== Work to complete ==
Write every record out again exactly as given.

== Data shown ==
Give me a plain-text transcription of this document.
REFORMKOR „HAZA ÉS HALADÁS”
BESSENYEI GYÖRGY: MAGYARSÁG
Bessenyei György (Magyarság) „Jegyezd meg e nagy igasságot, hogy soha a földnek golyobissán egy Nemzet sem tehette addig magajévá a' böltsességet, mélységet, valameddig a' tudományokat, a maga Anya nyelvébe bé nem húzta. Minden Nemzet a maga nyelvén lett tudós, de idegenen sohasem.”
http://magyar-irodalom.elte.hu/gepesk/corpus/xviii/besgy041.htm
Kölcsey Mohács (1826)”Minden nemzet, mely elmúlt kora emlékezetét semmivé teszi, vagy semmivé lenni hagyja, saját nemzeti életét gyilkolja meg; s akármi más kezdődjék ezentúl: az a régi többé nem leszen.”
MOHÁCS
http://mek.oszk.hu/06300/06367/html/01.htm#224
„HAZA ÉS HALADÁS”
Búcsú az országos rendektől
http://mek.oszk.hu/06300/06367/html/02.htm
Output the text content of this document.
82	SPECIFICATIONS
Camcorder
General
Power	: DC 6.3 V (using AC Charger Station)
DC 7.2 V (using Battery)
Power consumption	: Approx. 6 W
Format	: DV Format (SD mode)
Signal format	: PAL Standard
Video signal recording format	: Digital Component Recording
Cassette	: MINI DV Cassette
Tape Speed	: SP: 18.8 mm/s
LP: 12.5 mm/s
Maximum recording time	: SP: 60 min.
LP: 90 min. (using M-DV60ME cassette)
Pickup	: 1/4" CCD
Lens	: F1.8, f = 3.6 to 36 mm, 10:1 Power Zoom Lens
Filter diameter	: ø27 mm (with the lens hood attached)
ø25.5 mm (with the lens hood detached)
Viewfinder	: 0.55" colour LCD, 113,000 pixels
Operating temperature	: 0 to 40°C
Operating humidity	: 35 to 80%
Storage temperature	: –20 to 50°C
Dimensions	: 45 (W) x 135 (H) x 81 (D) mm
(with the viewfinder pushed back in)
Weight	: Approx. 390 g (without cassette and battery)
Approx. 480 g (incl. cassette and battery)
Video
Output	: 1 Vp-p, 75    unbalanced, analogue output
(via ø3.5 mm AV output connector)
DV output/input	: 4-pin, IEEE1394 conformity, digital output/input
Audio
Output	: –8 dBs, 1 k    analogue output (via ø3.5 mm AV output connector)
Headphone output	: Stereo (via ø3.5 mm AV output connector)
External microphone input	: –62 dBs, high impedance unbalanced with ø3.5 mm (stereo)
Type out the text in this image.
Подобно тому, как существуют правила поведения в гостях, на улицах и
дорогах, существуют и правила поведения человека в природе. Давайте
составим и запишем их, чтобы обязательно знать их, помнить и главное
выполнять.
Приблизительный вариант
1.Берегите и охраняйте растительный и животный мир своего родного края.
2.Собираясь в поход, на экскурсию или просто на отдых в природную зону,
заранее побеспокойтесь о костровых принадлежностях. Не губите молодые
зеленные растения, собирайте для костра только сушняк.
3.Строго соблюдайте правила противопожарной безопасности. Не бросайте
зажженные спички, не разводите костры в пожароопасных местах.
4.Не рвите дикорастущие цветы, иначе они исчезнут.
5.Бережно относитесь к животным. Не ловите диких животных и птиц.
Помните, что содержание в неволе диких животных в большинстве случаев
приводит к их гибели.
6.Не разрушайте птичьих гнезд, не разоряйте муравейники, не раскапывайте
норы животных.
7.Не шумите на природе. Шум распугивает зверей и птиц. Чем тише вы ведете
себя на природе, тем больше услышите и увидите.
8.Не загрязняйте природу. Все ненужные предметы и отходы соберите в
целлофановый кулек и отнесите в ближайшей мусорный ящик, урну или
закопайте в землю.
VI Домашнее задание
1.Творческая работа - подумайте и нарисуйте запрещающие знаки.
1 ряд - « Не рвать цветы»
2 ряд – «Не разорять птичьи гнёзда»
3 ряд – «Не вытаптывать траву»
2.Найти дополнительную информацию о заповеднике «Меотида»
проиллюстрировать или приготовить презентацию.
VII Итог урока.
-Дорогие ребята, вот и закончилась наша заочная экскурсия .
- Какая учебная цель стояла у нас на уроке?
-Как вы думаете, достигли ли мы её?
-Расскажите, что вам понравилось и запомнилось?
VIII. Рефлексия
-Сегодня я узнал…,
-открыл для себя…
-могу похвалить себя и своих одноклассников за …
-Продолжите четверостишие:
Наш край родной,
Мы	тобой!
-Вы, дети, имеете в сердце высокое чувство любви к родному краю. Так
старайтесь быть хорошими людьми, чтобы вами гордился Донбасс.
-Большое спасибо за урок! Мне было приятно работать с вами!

== Answer ==
Give me a plain-text transcription of this document.
REFORMKOR „HAZA ÉS HALADÁS”
BESSENYEI GYÖRGY: MAGYARSÁG
Bessenyei György (Magyarság) „Jegyezd meg e nagy igasságot, hogy soha a földnek golyobissán egy Nemzet sem tehette addig magajévá a' böltsességet, mélységet, valameddig a' tudományokat, a maga Anya nyelvébe bé nem húzta. Minden Nemzet a maga nyelvén lett tudós, de idegenen sohasem.”
http://magyar-irodalom.elte.hu/gepesk/corpus/xviii/besgy041.htm
Kölcsey Mohács (1826)”Minden nemzet, mely elmúlt kora emlékezetét semmivé teszi, vagy semmivé lenni hagyja, saját nemzeti életét gyilkolja meg; s akármi más kezdődjék ezentúl: az a régi többé nem leszen.”
MOHÁCS
http://mek.oszk.hu/06300/06367/html/01.htm#224
„HAZA ÉS HALADÁS”
Búcsú az országos rendektől
http://mek.oszk.hu/06300/06367/html/02.htm
Output the text content of this document.
82	SPECIFICATIONS
Camcorder
General
Power	: DC 6.3 V (using AC Charger Station)
DC 7.2 V (using Battery)
Power consumption	: Approx. 6 W
Format	: DV Format (SD mode)
Signal format	: PAL Standard
Video signal recording format	: Digital Component Recording
Cassette	: MINI DV Cassette
Tape Speed	: SP: 18.8 mm/s
LP: 12.5 mm/s
Maximum recording time	: SP: 60 min.
LP: 90 min. (using M-DV60ME cassette)
Pickup	: 1/4" CCD
Lens	: F1.8, f = 3.6 to 36 mm, 10:1 Power Zoom Lens
Filter diameter	: ø27 mm (with the lens hood attached)
ø25.5 mm (with the lens hood detached)
Viewfinder	: 0.55" colour LCD, 113,000 pixels
Operating temperature	: 0 to 40°C
Operating humidity	: 35 to 80%
Storage temperature	: –20 to 50°C
Dimensions	: 45 (W) x 135 (H) x 81 (D) mm
(with the viewfinder pushed back in)
Weight	: Approx. 390 g (without cassette and battery)
Approx. 480 g (incl. cassette and battery)
Video
Output	: 1 Vp-p, 75    unbalanced, analogue output
(via ø3.5 mm AV output connector)
DV output/input	: 4-pin, IEEE1394 conformity, digital output/input
Audio
Output	: –8 dBs, 1 k    analogue output (via ø3.5 mm AV output connector)
Headphone output	: Stereo (via ø3.5 mm AV output connector)
External microphone input	: –62 dBs, high impedance unbalanced with ø3.5 mm (stereo)
Type out the text in this image.
Подобно тому, как существуют правила поведения в гостях, на улицах и
дорогах, существуют и правила поведения человека в природе. Давайте
составим и запишем их, чтобы обязательно знать их, помнить и главное
выполнять.
Приблизительный вариант
1.Берегите и охраняйте растительный и животный мир своего родного края.
2.Собираясь в поход, на экскурсию или просто на отдых в природную зону,
заранее побеспокойтесь о костровых принадлежностях. Не губите молодые
зеленные растения, собирайте для костра только сушняк.
3.Строго соблюдайте правила противопожарной безопасности. Не бросайте
зажженные спички, не разводите костры в пожароопасных местах.
4.Не рвите дикорастущие цветы, иначе они исчезнут.
5.Бережно относитесь к животным. Не ловите диких животных и птиц.
Помните, что содержание в неволе диких животных в большинстве случаев
приводит к их гибели.
6.Не разрушайте птичьих гнезд, не разоряйте муравейники, не раскапывайте
норы животных.
7.Не шумите на природе. Шум распугивает зверей и птиц. Чем тише вы ведете
себя на природе, тем больше услышите и увидите.
8.Не загрязняйте природу. Все ненужные предметы и отходы соберите в
целлофановый кулек и отнесите в ближайшей мусорный ящик, урну или
закопайте в землю.
VI Домашнее задание
1.Творческая работа - подумайте и нарисуйте запрещающие знаки.
1 ряд - « Не рвать цветы»
2 ряд – «Не разорять птичьи гнёзда»
3 ряд – «Не вытаптывать траву»
2.Найти дополнительную информацию о заповеднике «Меотида»
проиллюстрировать или приготовить презентацию.
VII Итог урока.
-Дорогие ребята, вот и закончилась наша заочная экскурсия .
- Какая учебная цель стояла у нас на уроке?
-Как вы думаете, достигли ли мы её?
-Расскажите, что вам понравилось и запомнилось?
VIII. Рефлексия
-Сегодня я узнал…,
-открыл для себя…
-могу похвалить себя и своих одноклассников за …
-Продолжите четверостишие:
Наш край родной,
Мы	тобой!
-Вы, дети, имеете в сердце высокое чувство любви к родному краю. Так
старайтесь быть хорошими людьми, чтобы вами гордился Донбасс.
-Большое спасибо за урок! Мне было приятно работать с вами!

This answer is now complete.